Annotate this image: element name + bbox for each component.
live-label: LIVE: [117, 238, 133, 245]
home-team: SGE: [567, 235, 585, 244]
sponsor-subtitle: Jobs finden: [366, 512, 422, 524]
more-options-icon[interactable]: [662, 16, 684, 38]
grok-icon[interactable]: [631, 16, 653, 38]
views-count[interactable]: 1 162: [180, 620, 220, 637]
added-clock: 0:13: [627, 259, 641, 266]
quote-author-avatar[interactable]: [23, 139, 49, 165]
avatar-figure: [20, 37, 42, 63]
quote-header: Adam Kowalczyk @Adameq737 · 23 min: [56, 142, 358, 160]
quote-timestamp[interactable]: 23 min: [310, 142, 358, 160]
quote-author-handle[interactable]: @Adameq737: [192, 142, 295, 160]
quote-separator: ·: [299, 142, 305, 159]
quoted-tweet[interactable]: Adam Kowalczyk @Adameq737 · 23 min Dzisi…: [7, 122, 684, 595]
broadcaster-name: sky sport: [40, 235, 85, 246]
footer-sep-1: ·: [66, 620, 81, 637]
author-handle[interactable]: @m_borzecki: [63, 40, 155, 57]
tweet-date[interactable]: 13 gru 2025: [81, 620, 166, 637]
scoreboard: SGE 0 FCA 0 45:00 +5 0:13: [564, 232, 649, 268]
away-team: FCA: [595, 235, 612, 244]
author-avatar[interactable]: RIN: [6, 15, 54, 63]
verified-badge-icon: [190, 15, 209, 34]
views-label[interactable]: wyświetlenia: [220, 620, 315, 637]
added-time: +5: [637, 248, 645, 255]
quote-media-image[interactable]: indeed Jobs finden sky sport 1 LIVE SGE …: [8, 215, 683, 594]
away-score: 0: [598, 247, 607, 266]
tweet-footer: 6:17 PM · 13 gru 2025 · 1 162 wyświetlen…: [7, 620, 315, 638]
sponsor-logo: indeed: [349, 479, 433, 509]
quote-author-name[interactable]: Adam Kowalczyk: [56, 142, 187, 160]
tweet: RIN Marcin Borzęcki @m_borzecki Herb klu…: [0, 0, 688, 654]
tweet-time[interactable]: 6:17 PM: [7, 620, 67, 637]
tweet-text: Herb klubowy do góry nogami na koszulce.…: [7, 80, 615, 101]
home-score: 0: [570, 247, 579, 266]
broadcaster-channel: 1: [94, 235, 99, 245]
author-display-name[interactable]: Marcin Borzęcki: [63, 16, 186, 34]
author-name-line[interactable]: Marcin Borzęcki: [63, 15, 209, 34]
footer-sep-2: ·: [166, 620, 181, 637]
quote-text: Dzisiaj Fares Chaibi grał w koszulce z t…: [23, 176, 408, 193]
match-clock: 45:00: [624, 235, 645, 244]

━━━━━━━━━━

> **Given request**
Reproduce the items verbatim, starting with the first line of the items and continuing through the line that contains "142, 295, 160]", both included.

> **The reply**
Annotate this image: element name + bbox for each component.
live-label: LIVE: [117, 238, 133, 245]
home-team: SGE: [567, 235, 585, 244]
sponsor-subtitle: Jobs finden: [366, 512, 422, 524]
more-options-icon[interactable]: [662, 16, 684, 38]
grok-icon[interactable]: [631, 16, 653, 38]
views-count[interactable]: 1 162: [180, 620, 220, 637]
added-clock: 0:13: [627, 259, 641, 266]
quote-author-avatar[interactable]: [23, 139, 49, 165]
avatar-figure: [20, 37, 42, 63]
quote-header: Adam Kowalczyk @Adameq737 · 23 min: [56, 142, 358, 160]
quote-timestamp[interactable]: 23 min: [310, 142, 358, 160]
quote-author-handle[interactable]: @Adameq737: [192, 142, 295, 160]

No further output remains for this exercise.